▸ **The task**: Give the count of lines that include the string "adjustment". Add nothing to it.

▸ **Dataset records**:
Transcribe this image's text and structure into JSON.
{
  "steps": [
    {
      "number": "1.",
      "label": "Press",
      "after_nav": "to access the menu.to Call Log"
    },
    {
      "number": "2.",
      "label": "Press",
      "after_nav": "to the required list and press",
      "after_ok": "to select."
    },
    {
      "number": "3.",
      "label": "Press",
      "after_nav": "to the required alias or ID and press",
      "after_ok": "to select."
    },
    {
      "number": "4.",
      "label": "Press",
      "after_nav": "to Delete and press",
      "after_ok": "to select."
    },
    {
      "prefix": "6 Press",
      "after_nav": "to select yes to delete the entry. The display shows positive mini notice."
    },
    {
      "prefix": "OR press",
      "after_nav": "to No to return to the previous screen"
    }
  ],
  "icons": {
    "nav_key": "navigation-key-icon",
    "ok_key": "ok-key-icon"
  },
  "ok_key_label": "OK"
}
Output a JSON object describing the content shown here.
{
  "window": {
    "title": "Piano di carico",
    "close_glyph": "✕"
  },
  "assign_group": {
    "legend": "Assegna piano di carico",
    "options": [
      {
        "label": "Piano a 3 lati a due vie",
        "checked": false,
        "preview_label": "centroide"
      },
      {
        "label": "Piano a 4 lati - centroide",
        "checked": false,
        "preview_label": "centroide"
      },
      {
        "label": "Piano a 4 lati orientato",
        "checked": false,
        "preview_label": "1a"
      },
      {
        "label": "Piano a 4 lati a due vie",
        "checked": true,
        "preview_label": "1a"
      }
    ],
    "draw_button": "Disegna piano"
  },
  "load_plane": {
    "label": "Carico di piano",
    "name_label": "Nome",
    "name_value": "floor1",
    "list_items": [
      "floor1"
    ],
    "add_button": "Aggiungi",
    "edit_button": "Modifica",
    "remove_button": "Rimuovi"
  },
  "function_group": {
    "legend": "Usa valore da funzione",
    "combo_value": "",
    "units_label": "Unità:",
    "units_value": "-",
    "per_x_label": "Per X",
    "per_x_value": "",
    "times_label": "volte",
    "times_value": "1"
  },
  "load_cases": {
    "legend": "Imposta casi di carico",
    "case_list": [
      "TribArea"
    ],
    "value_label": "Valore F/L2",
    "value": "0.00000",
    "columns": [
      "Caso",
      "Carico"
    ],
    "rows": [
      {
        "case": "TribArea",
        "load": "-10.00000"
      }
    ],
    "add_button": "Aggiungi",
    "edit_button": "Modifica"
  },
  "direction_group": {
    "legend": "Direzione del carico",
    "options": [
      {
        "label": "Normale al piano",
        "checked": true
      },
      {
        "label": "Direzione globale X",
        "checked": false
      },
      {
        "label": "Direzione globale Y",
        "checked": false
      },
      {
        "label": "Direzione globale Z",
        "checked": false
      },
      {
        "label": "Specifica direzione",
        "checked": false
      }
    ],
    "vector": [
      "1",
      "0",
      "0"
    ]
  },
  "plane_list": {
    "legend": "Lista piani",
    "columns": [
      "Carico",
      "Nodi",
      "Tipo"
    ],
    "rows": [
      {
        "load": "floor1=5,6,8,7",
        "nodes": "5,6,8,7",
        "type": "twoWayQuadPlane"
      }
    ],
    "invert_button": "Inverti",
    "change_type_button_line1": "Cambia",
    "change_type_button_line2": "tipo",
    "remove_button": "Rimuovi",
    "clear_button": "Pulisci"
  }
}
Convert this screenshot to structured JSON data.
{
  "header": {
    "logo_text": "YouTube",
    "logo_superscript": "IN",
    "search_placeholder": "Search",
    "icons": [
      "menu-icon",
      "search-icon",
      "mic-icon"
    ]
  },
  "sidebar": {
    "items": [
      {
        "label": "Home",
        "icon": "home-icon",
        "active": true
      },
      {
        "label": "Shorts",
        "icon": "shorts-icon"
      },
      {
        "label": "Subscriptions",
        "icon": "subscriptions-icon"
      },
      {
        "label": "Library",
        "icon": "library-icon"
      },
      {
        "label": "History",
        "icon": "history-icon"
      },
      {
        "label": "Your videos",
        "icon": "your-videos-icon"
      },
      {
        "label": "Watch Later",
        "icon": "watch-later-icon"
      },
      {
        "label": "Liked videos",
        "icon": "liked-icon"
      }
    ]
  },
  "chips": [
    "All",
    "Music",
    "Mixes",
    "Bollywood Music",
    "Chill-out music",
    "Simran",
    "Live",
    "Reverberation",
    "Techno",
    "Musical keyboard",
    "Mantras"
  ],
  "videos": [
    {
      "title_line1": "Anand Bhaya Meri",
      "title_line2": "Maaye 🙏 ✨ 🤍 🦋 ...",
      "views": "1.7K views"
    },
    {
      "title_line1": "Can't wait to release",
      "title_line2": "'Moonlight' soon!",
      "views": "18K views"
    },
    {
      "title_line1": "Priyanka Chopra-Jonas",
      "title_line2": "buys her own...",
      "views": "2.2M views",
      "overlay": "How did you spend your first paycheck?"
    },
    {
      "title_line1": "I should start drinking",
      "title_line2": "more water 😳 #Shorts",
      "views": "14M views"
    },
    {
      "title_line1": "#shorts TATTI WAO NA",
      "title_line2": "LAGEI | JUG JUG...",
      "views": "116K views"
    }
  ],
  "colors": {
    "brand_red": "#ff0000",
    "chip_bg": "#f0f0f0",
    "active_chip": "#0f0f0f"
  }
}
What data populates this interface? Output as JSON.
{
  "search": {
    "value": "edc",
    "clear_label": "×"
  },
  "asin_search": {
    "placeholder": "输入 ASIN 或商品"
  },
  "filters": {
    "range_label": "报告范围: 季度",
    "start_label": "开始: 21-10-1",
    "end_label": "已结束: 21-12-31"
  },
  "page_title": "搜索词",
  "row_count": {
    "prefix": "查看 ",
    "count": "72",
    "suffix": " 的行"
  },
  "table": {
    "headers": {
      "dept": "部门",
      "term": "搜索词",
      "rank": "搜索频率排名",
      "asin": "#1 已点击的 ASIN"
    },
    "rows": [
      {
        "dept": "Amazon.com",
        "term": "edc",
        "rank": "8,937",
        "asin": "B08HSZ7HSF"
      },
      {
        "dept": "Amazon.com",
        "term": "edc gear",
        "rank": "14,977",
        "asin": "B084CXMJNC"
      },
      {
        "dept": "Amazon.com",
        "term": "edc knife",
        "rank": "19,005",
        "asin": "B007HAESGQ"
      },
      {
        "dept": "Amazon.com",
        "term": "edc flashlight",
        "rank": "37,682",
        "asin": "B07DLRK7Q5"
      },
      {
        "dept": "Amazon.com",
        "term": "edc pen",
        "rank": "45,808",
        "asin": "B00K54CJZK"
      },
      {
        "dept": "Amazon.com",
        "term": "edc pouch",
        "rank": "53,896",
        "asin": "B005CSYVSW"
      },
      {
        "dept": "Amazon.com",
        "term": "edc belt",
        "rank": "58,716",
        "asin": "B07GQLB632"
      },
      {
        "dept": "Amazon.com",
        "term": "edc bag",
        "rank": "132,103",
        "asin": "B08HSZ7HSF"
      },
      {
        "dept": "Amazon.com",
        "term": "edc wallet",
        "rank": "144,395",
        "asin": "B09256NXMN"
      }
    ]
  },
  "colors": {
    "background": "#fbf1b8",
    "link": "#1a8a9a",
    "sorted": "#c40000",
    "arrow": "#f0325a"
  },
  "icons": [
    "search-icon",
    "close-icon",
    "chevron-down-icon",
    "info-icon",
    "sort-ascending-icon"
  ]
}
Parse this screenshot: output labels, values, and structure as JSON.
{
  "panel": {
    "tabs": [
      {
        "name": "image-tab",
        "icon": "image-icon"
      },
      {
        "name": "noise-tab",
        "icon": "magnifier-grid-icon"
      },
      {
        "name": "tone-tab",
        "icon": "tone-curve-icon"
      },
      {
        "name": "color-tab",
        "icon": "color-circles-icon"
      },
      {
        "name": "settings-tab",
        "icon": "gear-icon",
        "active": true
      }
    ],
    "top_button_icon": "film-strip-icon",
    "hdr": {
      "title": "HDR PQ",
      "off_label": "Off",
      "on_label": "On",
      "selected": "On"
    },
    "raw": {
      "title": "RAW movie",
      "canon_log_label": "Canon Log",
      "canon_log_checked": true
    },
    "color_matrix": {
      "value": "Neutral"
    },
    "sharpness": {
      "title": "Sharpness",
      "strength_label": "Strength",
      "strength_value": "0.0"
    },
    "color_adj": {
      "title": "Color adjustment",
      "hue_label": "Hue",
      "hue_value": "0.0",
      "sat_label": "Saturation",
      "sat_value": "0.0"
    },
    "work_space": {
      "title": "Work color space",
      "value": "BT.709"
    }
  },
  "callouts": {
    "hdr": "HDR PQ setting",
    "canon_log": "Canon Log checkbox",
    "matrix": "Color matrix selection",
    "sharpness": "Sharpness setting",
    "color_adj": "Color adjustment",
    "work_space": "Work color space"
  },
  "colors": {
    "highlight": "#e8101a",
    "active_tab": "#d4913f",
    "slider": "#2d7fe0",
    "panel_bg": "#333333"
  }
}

▸ **Solution to the problem**: 2